== Entries ==

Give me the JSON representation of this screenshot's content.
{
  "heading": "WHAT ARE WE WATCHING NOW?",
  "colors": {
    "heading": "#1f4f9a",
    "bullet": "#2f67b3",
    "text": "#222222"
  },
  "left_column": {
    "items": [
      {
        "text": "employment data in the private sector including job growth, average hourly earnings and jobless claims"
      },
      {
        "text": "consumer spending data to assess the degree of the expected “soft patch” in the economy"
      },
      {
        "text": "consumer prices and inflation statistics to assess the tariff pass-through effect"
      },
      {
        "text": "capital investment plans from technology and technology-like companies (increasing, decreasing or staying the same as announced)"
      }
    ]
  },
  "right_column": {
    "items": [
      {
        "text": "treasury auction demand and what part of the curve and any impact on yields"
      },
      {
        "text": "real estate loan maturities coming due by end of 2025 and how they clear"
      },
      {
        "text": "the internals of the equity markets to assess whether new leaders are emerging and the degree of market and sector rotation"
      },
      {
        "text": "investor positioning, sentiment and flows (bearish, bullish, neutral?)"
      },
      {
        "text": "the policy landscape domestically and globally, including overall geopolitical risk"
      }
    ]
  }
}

== Exercise requirements ==
Give the entries once more, exactly as they appear.

== Response to this task ==
Give me the JSON representation of this screenshot's content.
{
  "heading": "WHAT ARE WE WATCHING NOW?",
  "colors": {
    "heading": "#1f4f9a",
    "bullet": "#2f67b3",
    "text": "#222222"
  },
  "left_column": {
    "items": [
      {
        "text": "employment data in the private sector including job growth, average hourly earnings and jobless claims"
      },
      {
        "text": "consumer spending data to assess the degree of the expected “soft patch” in the economy"
      },
      {
        "text": "consumer prices and inflation statistics to assess the tariff pass-through effect"
      },
      {
        "text": "capital investment plans from technology and technology-like companies (increasing, decreasing or staying the same as announced)"
      }
    ]
  },
  "right_column": {
    "items": [
      {
        "text": "treasury auction demand and what part of the curve and any impact on yields"
      },
      {
        "text": "real estate loan maturities coming due by end of 2025 and how they clear"
      },
      {
        "text": "the internals of the equity markets to assess whether new leaders are emerging and the degree of market and sector rotation"
      },
      {
        "text": "investor positioning, sentiment and flows (bearish, bullish, neutral?)"
      },
      {
        "text": "the policy landscape domestically and globally, including overall geopolitical risk"
      }
    ]
  }
}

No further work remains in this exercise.